## WRITTEN EXERCISE
Make an exact transcription of the material, leaving out all images.

## DATA PROVIDED
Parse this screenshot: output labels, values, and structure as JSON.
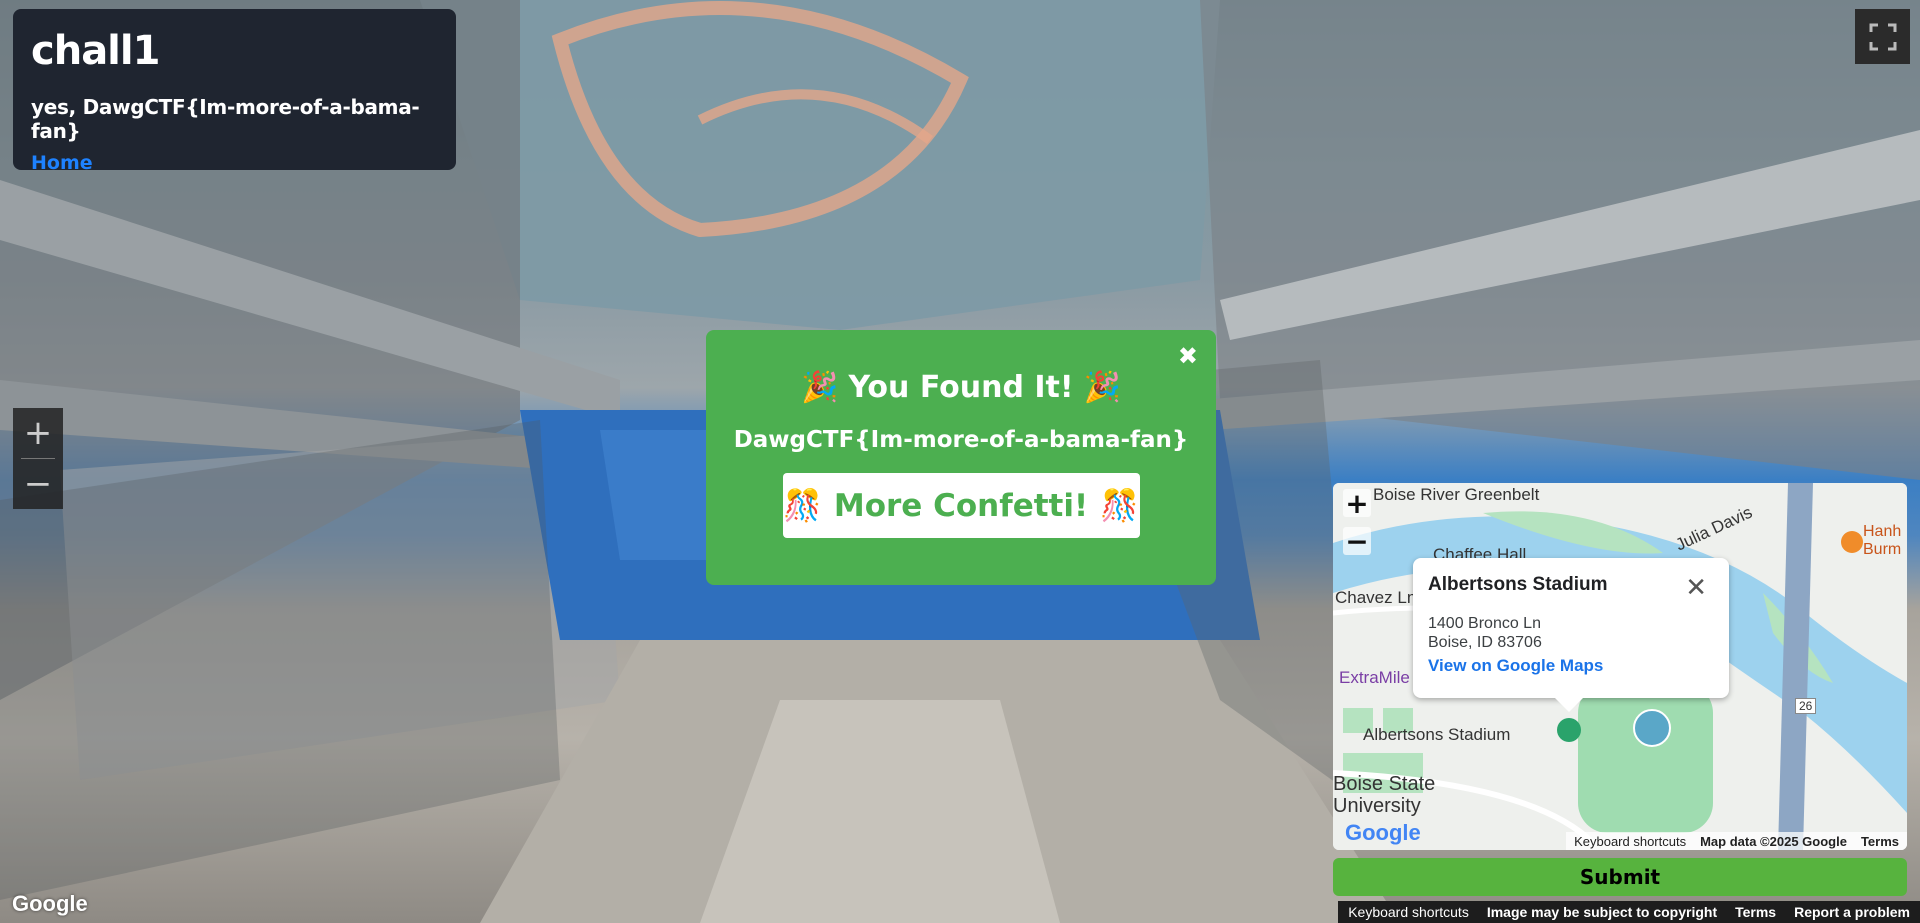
{
  "info": {
    "title": "chall1",
    "subtitle": "yes, DawgCTF{Im-more-of-a-bama-fan}",
    "home_link": "Home"
  },
  "modal": {
    "close": "✖",
    "title": "You Found It!",
    "flag": "DawgCTF{Im-more-of-a-bama-fan}",
    "confetti_button": "More Confetti!"
  },
  "streetview": {
    "zoom_in": "+",
    "zoom_out": "−",
    "google_logo": "Google",
    "footer": {
      "keyboard": "Keyboard shortcuts",
      "copyright": "Image may be subject to copyright",
      "terms": "Terms",
      "report": "Report a problem"
    }
  },
  "map": {
    "zoom_in": "+",
    "zoom_out": "−",
    "labels": {
      "greenbelt": "Boise River Greenbelt",
      "chaffee": "Chaffee Hall",
      "julia": "Julia Davis",
      "chavez": "Chavez Ln",
      "extramile": "ExtraMile",
      "stadium": "Albertsons Stadium",
      "bsu": "Boise State University",
      "route": "26",
      "restaurant": "Hanh Burm"
    },
    "popup": {
      "title": "Albertsons Stadium",
      "address_line1": "1400 Bronco Ln",
      "address_line2": "Boise, ID 83706",
      "link": "View on Google Maps"
    },
    "footer": {
      "keyboard": "Keyboard shortcuts",
      "data": "Map data ©2025 Google",
      "terms": "Terms"
    },
    "google_logo": "Google"
  },
  "submit_button": "Submit",
  "colors": {
    "panel_bg": "#1f2530",
    "link": "#1e82ff",
    "modal_bg": "#4caf50",
    "submit_bg": "#57b33e"
  }
}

## RESPONSE
Parse this screenshot: output labels, values, and structure as JSON.
{
  "info": {
    "title": "chall1",
    "subtitle": "yes, DawgCTF{Im-more-of-a-bama-fan}",
    "home_link": "Home"
  },
  "modal": {
    "close": "✖",
    "title": "You Found It!",
    "flag": "DawgCTF{Im-more-of-a-bama-fan}",
    "confetti_button": "More Confetti!"
  },
  "streetview": {
    "zoom_in": "+",
    "zoom_out": "−",
    "google_logo": "Google",
    "footer": {
      "keyboard": "Keyboard shortcuts",
      "copyright": "Image may be subject to copyright",
      "terms": "Terms",
      "report": "Report a problem"
    }
  },
  "map": {
    "zoom_in": "+",
    "zoom_out": "−",
    "labels": {
      "greenbelt": "Boise River Greenbelt",
      "chaffee": "Chaffee Hall",
      "julia": "Julia Davis",
      "chavez": "Chavez Ln",
      "extramile": "ExtraMile",
      "stadium": "Albertsons Stadium",
      "bsu": "Boise State University",
      "route": "26",
      "restaurant": "Hanh Burm"
    },
    "popup": {
      "title": "Albertsons Stadium",
      "address_line1": "1400 Bronco Ln",
      "address_line2": "Boise, ID 83706",
      "link": "View on Google Maps"
    },
    "footer": {
      "keyboard": "Keyboard shortcuts",
      "data": "Map data ©2025 Google",
      "terms": "Terms"
    },
    "google_logo": "Google"
  },
  "submit_button": "Submit",
  "colors": {
    "panel_bg": "#1f2530",
    "link": "#1e82ff",
    "modal_bg": "#4caf50",
    "submit_bg": "#57b33e"
  }
}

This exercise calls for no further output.